Stored items from a collection:
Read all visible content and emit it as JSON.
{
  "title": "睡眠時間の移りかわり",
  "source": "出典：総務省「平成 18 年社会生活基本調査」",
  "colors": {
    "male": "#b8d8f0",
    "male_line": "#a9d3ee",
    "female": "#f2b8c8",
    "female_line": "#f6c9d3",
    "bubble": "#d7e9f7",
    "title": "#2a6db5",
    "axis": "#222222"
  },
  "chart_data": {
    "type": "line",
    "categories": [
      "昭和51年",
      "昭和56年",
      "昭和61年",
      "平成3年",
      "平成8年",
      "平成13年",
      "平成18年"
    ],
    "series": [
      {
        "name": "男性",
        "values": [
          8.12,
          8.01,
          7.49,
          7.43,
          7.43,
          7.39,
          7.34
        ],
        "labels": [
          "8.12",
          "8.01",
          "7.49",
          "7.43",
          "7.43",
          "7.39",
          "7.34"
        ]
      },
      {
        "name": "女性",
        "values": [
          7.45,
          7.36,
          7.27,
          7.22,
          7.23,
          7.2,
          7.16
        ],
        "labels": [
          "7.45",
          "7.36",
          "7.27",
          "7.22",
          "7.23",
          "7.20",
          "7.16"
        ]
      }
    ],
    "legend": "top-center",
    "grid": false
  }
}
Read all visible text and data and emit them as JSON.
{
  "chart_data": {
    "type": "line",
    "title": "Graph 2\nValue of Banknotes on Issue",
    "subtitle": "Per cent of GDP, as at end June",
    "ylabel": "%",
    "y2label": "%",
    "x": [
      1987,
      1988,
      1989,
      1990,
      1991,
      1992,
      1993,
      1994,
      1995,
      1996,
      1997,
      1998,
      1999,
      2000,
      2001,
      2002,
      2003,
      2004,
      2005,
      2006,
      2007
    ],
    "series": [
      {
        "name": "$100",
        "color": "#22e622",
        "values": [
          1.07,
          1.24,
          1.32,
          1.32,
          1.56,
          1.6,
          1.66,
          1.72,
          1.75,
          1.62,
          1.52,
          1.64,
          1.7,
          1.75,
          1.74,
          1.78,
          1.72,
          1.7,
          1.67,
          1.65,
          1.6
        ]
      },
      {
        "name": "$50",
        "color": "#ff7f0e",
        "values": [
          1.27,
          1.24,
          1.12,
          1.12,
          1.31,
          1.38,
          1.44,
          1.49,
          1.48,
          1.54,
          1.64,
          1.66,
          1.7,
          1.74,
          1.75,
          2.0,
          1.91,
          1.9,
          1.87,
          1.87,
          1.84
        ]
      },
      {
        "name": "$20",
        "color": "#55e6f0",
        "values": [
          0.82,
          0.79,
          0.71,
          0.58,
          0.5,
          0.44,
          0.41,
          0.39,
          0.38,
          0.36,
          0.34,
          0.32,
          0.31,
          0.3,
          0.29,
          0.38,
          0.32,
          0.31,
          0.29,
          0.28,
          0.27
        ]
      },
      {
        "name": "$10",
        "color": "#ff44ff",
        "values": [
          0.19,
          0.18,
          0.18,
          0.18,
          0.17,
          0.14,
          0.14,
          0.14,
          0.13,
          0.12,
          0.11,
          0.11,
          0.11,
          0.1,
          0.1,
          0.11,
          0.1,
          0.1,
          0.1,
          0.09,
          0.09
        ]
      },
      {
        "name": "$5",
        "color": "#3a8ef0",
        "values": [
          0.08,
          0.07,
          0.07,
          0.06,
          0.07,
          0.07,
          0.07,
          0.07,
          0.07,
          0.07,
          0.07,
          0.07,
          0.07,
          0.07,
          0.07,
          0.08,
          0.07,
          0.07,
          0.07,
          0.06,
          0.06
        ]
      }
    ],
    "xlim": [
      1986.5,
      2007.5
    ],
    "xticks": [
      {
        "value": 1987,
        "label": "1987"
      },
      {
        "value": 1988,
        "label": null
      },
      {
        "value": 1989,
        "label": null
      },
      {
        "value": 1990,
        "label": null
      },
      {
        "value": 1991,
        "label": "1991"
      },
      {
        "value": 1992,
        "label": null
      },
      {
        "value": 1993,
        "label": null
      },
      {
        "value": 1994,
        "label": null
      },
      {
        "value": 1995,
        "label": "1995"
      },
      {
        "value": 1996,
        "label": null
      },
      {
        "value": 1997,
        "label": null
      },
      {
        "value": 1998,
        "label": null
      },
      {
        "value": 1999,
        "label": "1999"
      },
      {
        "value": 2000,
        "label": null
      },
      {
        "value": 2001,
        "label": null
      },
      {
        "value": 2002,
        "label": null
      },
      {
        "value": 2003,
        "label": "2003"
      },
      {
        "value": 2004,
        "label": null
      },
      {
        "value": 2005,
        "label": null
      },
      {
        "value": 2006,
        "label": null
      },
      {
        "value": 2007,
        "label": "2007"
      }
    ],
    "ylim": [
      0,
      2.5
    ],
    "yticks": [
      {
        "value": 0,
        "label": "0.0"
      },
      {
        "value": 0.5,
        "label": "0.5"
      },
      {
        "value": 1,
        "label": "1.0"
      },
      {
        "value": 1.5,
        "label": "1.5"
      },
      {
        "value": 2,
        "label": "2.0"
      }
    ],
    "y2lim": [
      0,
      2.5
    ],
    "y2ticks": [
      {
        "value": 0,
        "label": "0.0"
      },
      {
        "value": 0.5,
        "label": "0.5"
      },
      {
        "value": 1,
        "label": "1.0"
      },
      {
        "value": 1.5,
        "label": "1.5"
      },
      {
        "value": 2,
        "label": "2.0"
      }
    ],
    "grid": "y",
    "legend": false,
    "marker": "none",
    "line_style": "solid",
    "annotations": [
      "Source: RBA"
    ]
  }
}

=== SET TASK ===
Return all lines containing "name".

=== ANSWER TO THIS PROBLEM ===
        "name": "男性",
        "name": "女性",
        "name": "$100",
        "name": "$50",
        "name": "$20",
        "name": "$10",
        "name": "$5",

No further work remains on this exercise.